Leave out the pictures and transcribe the rest of the records exactly.
/---
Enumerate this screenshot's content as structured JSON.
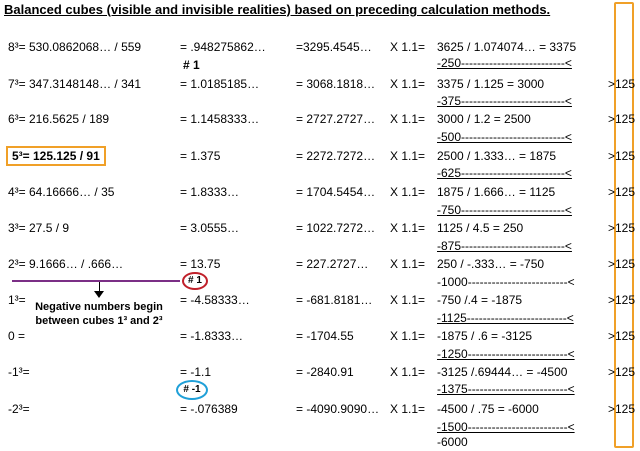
{
  "title": "Balanced cubes (visible and invisible realities) based on preceding calculation methods.",
  "rows": [
    {
      "c1": "8³= 530.0862068…  / 559",
      "c2": "= .948275862…",
      "c3": "=3295.4545…",
      "c4": "X 1.1=",
      "c5": "3625  / 1.074074…     = 3375",
      "c6": ""
    },
    {
      "c1": "7³= 347.3148148…  / 341",
      "c2": "= 1.0185185…",
      "c3": "= 3068.1818…",
      "c4": "X 1.1=",
      "c5": "3375  / 1.125        = 3000",
      "c6": ">125"
    },
    {
      "c1": "6³= 216.5625  / 189",
      "c2": "= 1.1458333…",
      "c3": "= 2727.2727…",
      "c4": "X 1.1=",
      "c5": "3000  / 1.2          = 2500",
      "c6": ">125"
    },
    {
      "c1": "5³= 125.125  / 91",
      "c2": "= 1.375",
      "c3": "= 2272.7272…",
      "c4": "X 1.1=",
      "c5": "2500  / 1.333…       = 1875",
      "c6": ">125"
    },
    {
      "c1": "4³=   64.16666…  / 35",
      "c2": "= 1.8333…",
      "c3": "= 1704.5454…",
      "c4": "X 1.1=",
      "c5": "1875  / 1.666…       = 1125",
      "c6": ">125"
    },
    {
      "c1": "3³=   27.5  / 9",
      "c2": "= 3.0555…",
      "c3": "= 1022.7272…",
      "c4": "X 1.1=",
      "c5": "1125  / 4.5          =   250",
      "c6": ">125"
    },
    {
      "c1": "2³=    9.1666…  / .666…",
      "c2": "= 13.75",
      "c3": "=   227.2727…",
      "c4": "X 1.1=",
      "c5": "  250  / -.333…      = -750",
      "c6": ">125"
    },
    {
      "c1": "1³=",
      "c2": "= -4.58333…",
      "c3": "= -681.8181…",
      "c4": "X 1.1=",
      "c5": " -750  /.4            = -1875",
      "c6": ">125"
    },
    {
      "c1": "0 =",
      "c2": "= -1.8333…",
      "c3": "= -1704.55",
      "c4": "X 1.1=",
      "c5": "-1875  / .6           = -3125",
      "c6": ">125"
    },
    {
      "c1": "-1³=",
      "c2": "= -1.1",
      "c3": "= -2840.91",
      "c4": "X 1.1=",
      "c5": "-3125  /.69444…       = -4500",
      "c6": ">125"
    },
    {
      "c1": "-2³=",
      "c2": "= -.076389",
      "c3": "= -4090.9090…",
      "c4": "X 1.1=",
      "c5": "-4500  / .75          = -6000",
      "c6": ">125"
    }
  ],
  "differences": [
    "-250--------------------------<",
    "-375--------------------------<",
    "-500--------------------------<",
    "-625--------------------------<",
    "-750--------------------------<",
    "-875--------------------------<",
    "-1000-------------------------<",
    "-1125-------------------------<",
    "-1250-------------------------<",
    "-1375-------------------------<",
    "-1500-------------------------<",
    "-6000"
  ],
  "markers": {
    "row1": "# 1",
    "red_circle": "# 1",
    "blue_circle": "# -1"
  },
  "note": "Negative numbers begin between cubes 1³ and 2³",
  "colors": {
    "highlight_box": "#f0a028",
    "purple_line": "#7b2f86",
    "red_circle": "#c0202a",
    "blue_circle": "#20a0d8"
  }
}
\---
## CORRECT RESULT
Enumerate this screenshot's content as structured JSON.
{
  "title": "Balanced cubes (visible and invisible realities) based on preceding calculation methods.",
  "rows": [
    {
      "c1": "8³= 530.0862068…  / 559",
      "c2": "= .948275862…",
      "c3": "=3295.4545…",
      "c4": "X 1.1=",
      "c5": "3625  / 1.074074…     = 3375",
      "c6": ""
    },
    {
      "c1": "7³= 347.3148148…  / 341",
      "c2": "= 1.0185185…",
      "c3": "= 3068.1818…",
      "c4": "X 1.1=",
      "c5": "3375  / 1.125        = 3000",
      "c6": ">125"
    },
    {
      "c1": "6³= 216.5625  / 189",
      "c2": "= 1.1458333…",
      "c3": "= 2727.2727…",
      "c4": "X 1.1=",
      "c5": "3000  / 1.2          = 2500",
      "c6": ">125"
    },
    {
      "c1": "5³= 125.125  / 91",
      "c2": "= 1.375",
      "c3": "= 2272.7272…",
      "c4": "X 1.1=",
      "c5": "2500  / 1.333…       = 1875",
      "c6": ">125"
    },
    {
      "c1": "4³=   64.16666…  / 35",
      "c2": "= 1.8333…",
      "c3": "= 1704.5454…",
      "c4": "X 1.1=",
      "c5": "1875  / 1.666…       = 1125",
      "c6": ">125"
    },
    {
      "c1": "3³=   27.5  / 9",
      "c2": "= 3.0555…",
      "c3": "= 1022.7272…",
      "c4": "X 1.1=",
      "c5": "1125  / 4.5          =   250",
      "c6": ">125"
    },
    {
      "c1": "2³=    9.1666…  / .666…",
      "c2": "= 13.75",
      "c3": "=   227.2727…",
      "c4": "X 1.1=",
      "c5": "  250  / -.333…      = -750",
      "c6": ">125"
    },
    {
      "c1": "1³=",
      "c2": "= -4.58333…",
      "c3": "= -681.8181…",
      "c4": "X 1.1=",
      "c5": " -750  /.4            = -1875",
      "c6": ">125"
    },
    {
      "c1": "0 =",
      "c2": "= -1.8333…",
      "c3": "= -1704.55",
      "c4": "X 1.1=",
      "c5": "-1875  / .6           = -3125",
      "c6": ">125"
    },
    {
      "c1": "-1³=",
      "c2": "= -1.1",
      "c3": "= -2840.91",
      "c4": "X 1.1=",
      "c5": "-3125  /.69444…       = -4500",
      "c6": ">125"
    },
    {
      "c1": "-2³=",
      "c2": "= -.076389",
      "c3": "= -4090.9090…",
      "c4": "X 1.1=",
      "c5": "-4500  / .75          = -6000",
      "c6": ">125"
    }
  ],
  "differences": [
    "-250--------------------------<",
    "-375--------------------------<",
    "-500--------------------------<",
    "-625--------------------------<",
    "-750--------------------------<",
    "-875--------------------------<",
    "-1000-------------------------<",
    "-1125-------------------------<",
    "-1250-------------------------<",
    "-1375-------------------------<",
    "-1500-------------------------<",
    "-6000"
  ],
  "markers": {
    "row1": "# 1",
    "red_circle": "# 1",
    "blue_circle": "# -1"
  },
  "note": "Negative numbers begin between cubes 1³ and 2³",
  "colors": {
    "highlight_box": "#f0a028",
    "purple_line": "#7b2f86",
    "red_circle": "#c0202a",
    "blue_circle": "#20a0d8"
  }
}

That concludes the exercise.